[Dataset excerpt]
'''
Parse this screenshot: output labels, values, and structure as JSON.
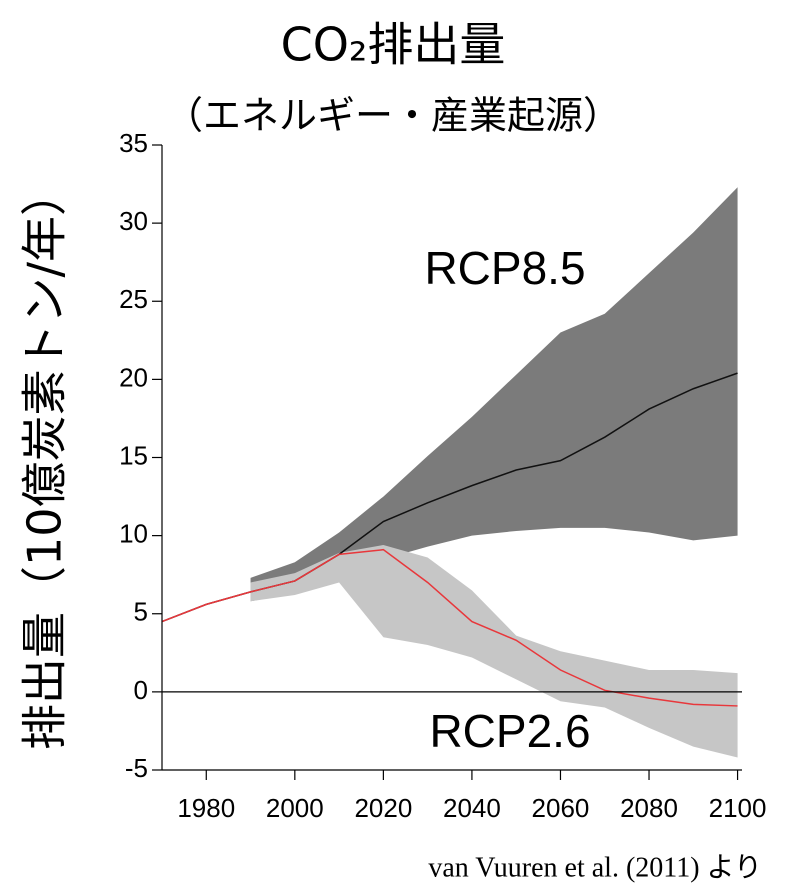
{
  "chart_data": {
    "type": "line",
    "title": "CO₂排出量",
    "subtitle": "（エネルギー・産業起源）",
    "y_label": "排出量（10億炭素トン/年）",
    "source": "van Vuuren et al. (2011) より",
    "x": [
      1970,
      1980,
      1990,
      2000,
      2010,
      2020,
      2030,
      2040,
      2050,
      2060,
      2070,
      2080,
      2090,
      2100
    ],
    "xlim": [
      1970,
      2101
    ],
    "xticks": [
      1980,
      2000,
      2020,
      2040,
      2060,
      2080,
      2100
    ],
    "ylim": [
      -5,
      35
    ],
    "yticks": [
      -5,
      0,
      5,
      10,
      15,
      20,
      25,
      30,
      35
    ],
    "series": [
      {
        "name": "RCP8.5",
        "color": "#111111",
        "band_color": "#7b7b7b",
        "values": [
          4.5,
          5.6,
          6.4,
          7.1,
          8.8,
          10.9,
          12.1,
          13.2,
          14.2,
          14.8,
          16.3,
          18.1,
          19.4,
          20.4
        ],
        "low": [
          null,
          null,
          5.8,
          6.3,
          7.8,
          8.5,
          9.3,
          10.0,
          10.3,
          10.5,
          10.5,
          10.2,
          9.7,
          10.0
        ],
        "high": [
          null,
          null,
          7.3,
          8.3,
          10.2,
          12.5,
          15.1,
          17.6,
          20.3,
          23.0,
          24.2,
          26.8,
          29.4,
          32.3
        ]
      },
      {
        "name": "RCP2.6",
        "color": "#e8373b",
        "band_color": "#c6c6c6",
        "values": [
          4.5,
          5.6,
          6.4,
          7.1,
          8.8,
          9.1,
          7.0,
          4.5,
          3.3,
          1.4,
          0.1,
          -0.4,
          -0.8,
          -0.9
        ],
        "low": [
          null,
          null,
          5.8,
          6.2,
          7.0,
          3.5,
          3.0,
          2.2,
          0.8,
          -0.6,
          -1.0,
          -2.3,
          -3.5,
          -4.2
        ],
        "high": [
          null,
          null,
          7.0,
          7.6,
          8.9,
          9.4,
          8.6,
          6.5,
          3.6,
          2.6,
          2.0,
          1.4,
          1.4,
          1.2
        ]
      }
    ]
  }
}
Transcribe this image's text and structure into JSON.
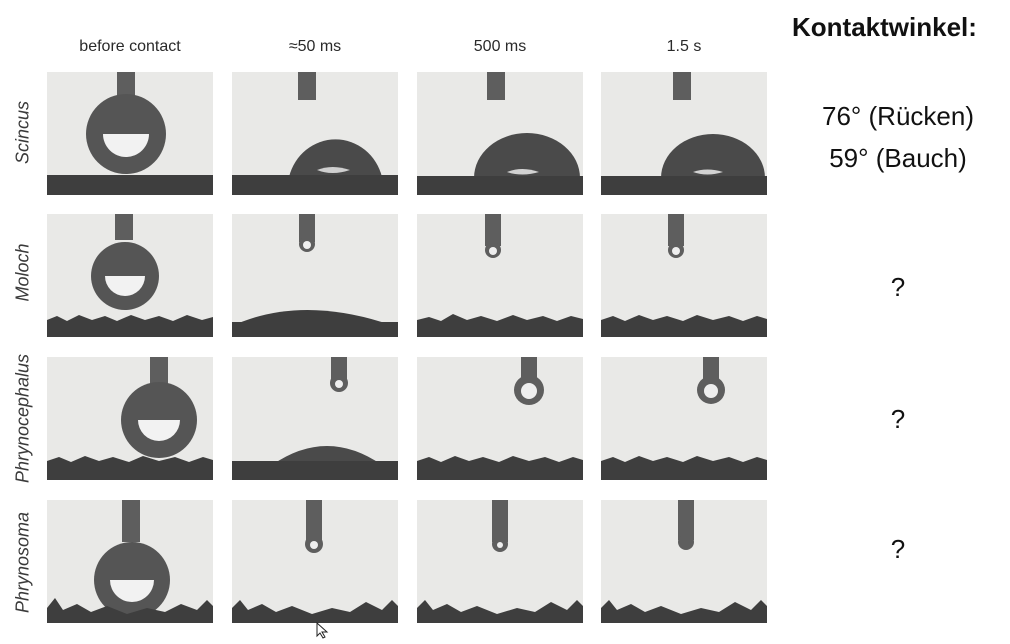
{
  "columns": [
    "before contact",
    "≈50 ms",
    "500 ms",
    "1.5 s"
  ],
  "rows": [
    {
      "label": "Scincus"
    },
    {
      "label": "Moloch"
    },
    {
      "label": "Phrynocephalus"
    },
    {
      "label": "Phrynosoma"
    }
  ],
  "side": {
    "title": "Kontaktwinkel:",
    "values": [
      "76° (Rücken)",
      "59° (Bauch)",
      "?",
      "?",
      "?"
    ]
  }
}
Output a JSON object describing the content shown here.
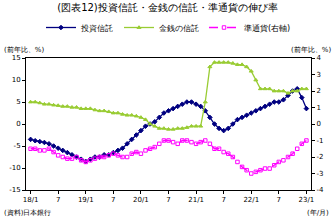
{
  "chart_data": {
    "type": "line",
    "title": "(図表12)投資信託・金銭の信託・準通貨の伸び率",
    "y_label": "(前年比、%)",
    "y2_label": "(前年比、%)",
    "x_label": "(年/月)",
    "annotations": [
      "(資料)日本銀行"
    ],
    "categories": [
      "18/1",
      null,
      null,
      null,
      null,
      null,
      "7",
      null,
      null,
      null,
      null,
      null,
      "19/1",
      null,
      null,
      null,
      null,
      null,
      "7",
      null,
      null,
      null,
      null,
      null,
      "20/1",
      null,
      null,
      null,
      null,
      null,
      "7",
      null,
      null,
      null,
      null,
      null,
      "21/1",
      null,
      null,
      null,
      null,
      null,
      "7",
      null,
      null,
      null,
      null,
      null,
      "22/1",
      null,
      null,
      null,
      null,
      null,
      "7",
      null,
      null,
      null,
      null,
      null,
      "23/1"
    ],
    "series": [
      {
        "name": "投資信託",
        "color": "#000080",
        "marker": "diamond",
        "line_style": "solid",
        "values": [
          -3.5,
          -3.8,
          -4,
          -4.2,
          -4.5,
          -5,
          -5.5,
          -6,
          -6.5,
          -7,
          -7.5,
          -8,
          -8.5,
          -8,
          -7.5,
          -7.5,
          -7,
          -7,
          -6.5,
          -6,
          -5.5,
          -4.5,
          -3.5,
          -2.5,
          -1.5,
          -0.5,
          0,
          0.5,
          1.5,
          2.5,
          3,
          3.5,
          4,
          4.5,
          5,
          5,
          4.5,
          4,
          3,
          1.5,
          0,
          -1,
          -1.5,
          -1,
          0,
          1,
          1.5,
          2,
          2.5,
          3,
          3.5,
          4,
          4.5,
          5,
          5,
          5.5,
          6.5,
          7.5,
          8,
          6,
          3.5
        ]
      },
      {
        "name": "金銭の信託",
        "color": "#99cc33",
        "marker": "triangle-up",
        "line_style": "solid",
        "values": [
          5,
          5,
          4.8,
          4.5,
          4.5,
          4.3,
          4.2,
          4,
          4,
          3.8,
          3.8,
          3.5,
          3.5,
          3.5,
          3.2,
          3,
          3,
          2.8,
          2.5,
          2.5,
          2.2,
          2,
          2,
          1.8,
          1.5,
          1,
          0,
          -0.5,
          -1,
          -1,
          -1.2,
          -1.2,
          -1,
          -1,
          -0.8,
          -0.5,
          -0.5,
          -0.5,
          5,
          13,
          14,
          14,
          14,
          14,
          13.8,
          13.5,
          13.5,
          13,
          12,
          10,
          8,
          8,
          8,
          7.5,
          7.5,
          7.5,
          7,
          7.5,
          7.5,
          8,
          8
        ]
      },
      {
        "name": "準通貨(右軸)",
        "color": "#ff00ff",
        "marker": "square-open",
        "line_style": "dash",
        "axis": "y2",
        "values": [
          -1.5,
          -1.5,
          -1.6,
          -1.6,
          -1.5,
          -1.7,
          -1.9,
          -2,
          -2.1,
          -2.1,
          -2,
          -2.2,
          -2.3,
          -2.2,
          -2.1,
          -2,
          -2,
          -1.9,
          -1.8,
          -1.9,
          -2,
          -2,
          -1.8,
          -1.7,
          -1.8,
          -1.6,
          -1.5,
          -1.4,
          -1.2,
          -1,
          -1,
          -1.1,
          -1.2,
          -1,
          -1,
          -1.1,
          -1.2,
          -1.1,
          -1,
          -1.2,
          -1.5,
          -1.5,
          -1.7,
          -1.8,
          -2,
          -2.3,
          -2.6,
          -2.8,
          -3,
          -2.9,
          -2.8,
          -2.7,
          -2.7,
          -2.5,
          -2.3,
          -2.2,
          -2,
          -1.8,
          -1.5,
          -1.2,
          -1
        ]
      }
    ],
    "ylim": [
      -15,
      15
    ],
    "yticks": [
      -15,
      -10,
      -5,
      0,
      5,
      10,
      15
    ],
    "y2lim": [
      -4,
      4
    ],
    "y2ticks": [
      -4,
      -3,
      -2,
      -1,
      0,
      1,
      2,
      3,
      4
    ],
    "grid": false,
    "legend": "top"
  }
}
'''
▸ Instructions for the task: Extract each line from the listing that holds the word "structure".

▸ Result of the exercise:
Parse this screenshot: output labels, values, and structure as JSON.
Transcribe this image's text and structure into JSON.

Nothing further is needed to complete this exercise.